* QUOTED TEXT *
Oct

8

Zumwalt-class destroyer

Originally, 32 ships were planned, with $9.6 billion research and development costs spread across the class. As costs overran estimates, the number was reduced to 24, then to 7; finally, in July 2008, the Navy requested that Congress stop procuring Zumwalts and revert to building more Arleigh Burke destroyers. Only three Zumwalts were ultimately built. The average costs of construction accordingly increased, to $4.24 billion, well exceeding the per-unit cost of a nuclear-powered Virginia-class submarine ($2.688 billion), and with the program's large development costs now attributable to only three ships, rather than the 32 originally planned, the total program cost per ship jumped. In April 2016 the total program cost was $22.5 billion, $7.5 billion per ship.

Henry Gifford disagrees with the implication:

I am no fan of runaway government spending, and waste, and stealing, but I applaud the decision to stop construction of the Zumwalt ships when it became apparent they were not what the navy wanted. It would have been better for the egos and careers of senior Navy officers to make believe the Zumwalt ships were desirable and keep making them, then quietly retiring.

* WHAT YOU NEED TO DO *
Transcribe the passage on the Zumwalt-class destroyer word for word, beginning at "Zumwalt-class destroyer" and stopping after "billion per ship.".

* STORED RECORDS *

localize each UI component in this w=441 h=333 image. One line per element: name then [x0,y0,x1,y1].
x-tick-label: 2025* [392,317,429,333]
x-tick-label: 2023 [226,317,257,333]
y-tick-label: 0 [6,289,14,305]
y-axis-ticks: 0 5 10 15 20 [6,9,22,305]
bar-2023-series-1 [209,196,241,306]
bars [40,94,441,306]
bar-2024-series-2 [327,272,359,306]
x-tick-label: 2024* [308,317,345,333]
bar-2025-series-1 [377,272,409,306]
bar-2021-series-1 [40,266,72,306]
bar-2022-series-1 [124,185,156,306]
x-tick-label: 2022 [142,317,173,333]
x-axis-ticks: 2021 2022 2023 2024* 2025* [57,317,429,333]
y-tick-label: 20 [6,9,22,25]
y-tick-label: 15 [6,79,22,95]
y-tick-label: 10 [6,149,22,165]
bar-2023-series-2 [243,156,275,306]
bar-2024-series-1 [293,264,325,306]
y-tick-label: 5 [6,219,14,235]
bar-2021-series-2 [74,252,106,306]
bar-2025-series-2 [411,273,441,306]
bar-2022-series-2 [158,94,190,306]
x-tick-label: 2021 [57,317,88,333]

* FULL OUTPUT *
Zumwalt-class destroyer

Originally, 32 ships were planned, with $9.6 billion research and development costs spread across the class. As costs overran estimates, the number was reduced to 24, then to 7; finally, in July 2008, the Navy requested that Congress stop procuring Zumwalts and revert to building more Arleigh Burke destroyers. Only three Zumwalts were ultimately built. The average costs of construction accordingly increased, to $4.24 billion, well exceeding the per-unit cost of a nuclear-powered Virginia-class submarine ($2.688 billion), and with the program's large development costs now attributable to only three ships, rather than the 32 originally planned, the total program cost per ship jumped. In April 2016 the total program cost was $22.5 billion, $7.5 billion per ship.